● WHAT THE TASK REQUIRES
Your task is to quote the material that follows, in full and exactly.

====== PROVIDED MATERIAL ======

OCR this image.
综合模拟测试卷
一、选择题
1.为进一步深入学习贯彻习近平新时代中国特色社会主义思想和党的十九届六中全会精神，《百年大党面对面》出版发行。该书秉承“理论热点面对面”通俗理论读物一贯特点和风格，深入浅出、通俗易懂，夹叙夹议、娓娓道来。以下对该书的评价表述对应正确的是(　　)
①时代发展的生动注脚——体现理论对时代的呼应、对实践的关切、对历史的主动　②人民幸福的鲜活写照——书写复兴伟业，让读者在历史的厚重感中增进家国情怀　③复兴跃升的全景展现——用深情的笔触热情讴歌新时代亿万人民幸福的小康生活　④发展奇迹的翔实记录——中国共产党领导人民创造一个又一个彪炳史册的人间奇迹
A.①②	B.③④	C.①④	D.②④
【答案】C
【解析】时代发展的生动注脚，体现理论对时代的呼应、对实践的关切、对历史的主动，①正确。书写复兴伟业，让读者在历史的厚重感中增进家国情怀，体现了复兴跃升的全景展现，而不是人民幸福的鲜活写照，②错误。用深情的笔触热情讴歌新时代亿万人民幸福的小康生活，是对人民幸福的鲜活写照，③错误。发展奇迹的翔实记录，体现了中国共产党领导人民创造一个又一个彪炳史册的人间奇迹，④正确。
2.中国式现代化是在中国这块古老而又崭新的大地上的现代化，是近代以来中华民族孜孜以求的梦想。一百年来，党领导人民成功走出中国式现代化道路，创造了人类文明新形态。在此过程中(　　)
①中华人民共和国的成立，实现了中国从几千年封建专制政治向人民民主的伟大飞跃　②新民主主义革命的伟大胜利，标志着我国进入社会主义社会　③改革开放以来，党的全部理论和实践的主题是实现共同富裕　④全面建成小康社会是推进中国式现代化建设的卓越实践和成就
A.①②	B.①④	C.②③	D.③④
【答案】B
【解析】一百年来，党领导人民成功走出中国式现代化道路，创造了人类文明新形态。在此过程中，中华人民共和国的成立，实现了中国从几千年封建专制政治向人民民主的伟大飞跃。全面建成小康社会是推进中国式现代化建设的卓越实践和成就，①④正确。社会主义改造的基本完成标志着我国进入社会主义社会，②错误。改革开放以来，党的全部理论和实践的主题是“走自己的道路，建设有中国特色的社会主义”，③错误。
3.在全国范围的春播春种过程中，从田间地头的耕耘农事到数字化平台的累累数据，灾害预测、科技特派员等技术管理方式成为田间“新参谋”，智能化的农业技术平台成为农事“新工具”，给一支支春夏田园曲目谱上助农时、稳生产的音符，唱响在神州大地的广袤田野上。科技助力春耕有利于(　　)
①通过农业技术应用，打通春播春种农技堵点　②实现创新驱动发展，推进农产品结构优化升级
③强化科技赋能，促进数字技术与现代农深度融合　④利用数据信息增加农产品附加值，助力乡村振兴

======

● EXERCISE OUTPUT
OCR this image.
综合模拟测试卷
一、选择题
1.为进一步深入学习贯彻习近平新时代中国特色社会主义思想和党的十九届六中全会精神，《百年大党面对面》出版发行。该书秉承“理论热点面对面”通俗理论读物一贯特点和风格，深入浅出、通俗易懂，夹叙夹议、娓娓道来。以下对该书的评价表述对应正确的是(　　)
①时代发展的生动注脚——体现理论对时代的呼应、对实践的关切、对历史的主动　②人民幸福的鲜活写照——书写复兴伟业，让读者在历史的厚重感中增进家国情怀　③复兴跃升的全景展现——用深情的笔触热情讴歌新时代亿万人民幸福的小康生活　④发展奇迹的翔实记录——中国共产党领导人民创造一个又一个彪炳史册的人间奇迹
A.①②	B.③④	C.①④	D.②④
【答案】C
【解析】时代发展的生动注脚，体现理论对时代的呼应、对实践的关切、对历史的主动，①正确。书写复兴伟业，让读者在历史的厚重感中增进家国情怀，体现了复兴跃升的全景展现，而不是人民幸福的鲜活写照，②错误。用深情的笔触热情讴歌新时代亿万人民幸福的小康生活，是对人民幸福的鲜活写照，③错误。发展奇迹的翔实记录，体现了中国共产党领导人民创造一个又一个彪炳史册的人间奇迹，④正确。
2.中国式现代化是在中国这块古老而又崭新的大地上的现代化，是近代以来中华民族孜孜以求的梦想。一百年来，党领导人民成功走出中国式现代化道路，创造了人类文明新形态。在此过程中(　　)
①中华人民共和国的成立，实现了中国从几千年封建专制政治向人民民主的伟大飞跃　②新民主主义革命的伟大胜利，标志着我国进入社会主义社会　③改革开放以来，党的全部理论和实践的主题是实现共同富裕　④全面建成小康社会是推进中国式现代化建设的卓越实践和成就
A.①②	B.①④	C.②③	D.③④
【答案】B
【解析】一百年来，党领导人民成功走出中国式现代化道路，创造了人类文明新形态。在此过程中，中华人民共和国的成立，实现了中国从几千年封建专制政治向人民民主的伟大飞跃。全面建成小康社会是推进中国式现代化建设的卓越实践和成就，①④正确。社会主义改造的基本完成标志着我国进入社会主义社会，②错误。改革开放以来，党的全部理论和实践的主题是“走自己的道路，建设有中国特色的社会主义”，③错误。
3.在全国范围的春播春种过程中，从田间地头的耕耘农事到数字化平台的累累数据，灾害预测、科技特派员等技术管理方式成为田间“新参谋”，智能化的农业技术平台成为农事“新工具”，给一支支春夏田园曲目谱上助农时、稳生产的音符，唱响在神州大地的广袤田野上。科技助力春耕有利于(　　)
①通过农业技术应用，打通春播春种农技堵点　②实现创新驱动发展，推进农产品结构优化升级
③强化科技赋能，促进数字技术与现代农深度融合　④利用数据信息增加农产品附加值，助力乡村振兴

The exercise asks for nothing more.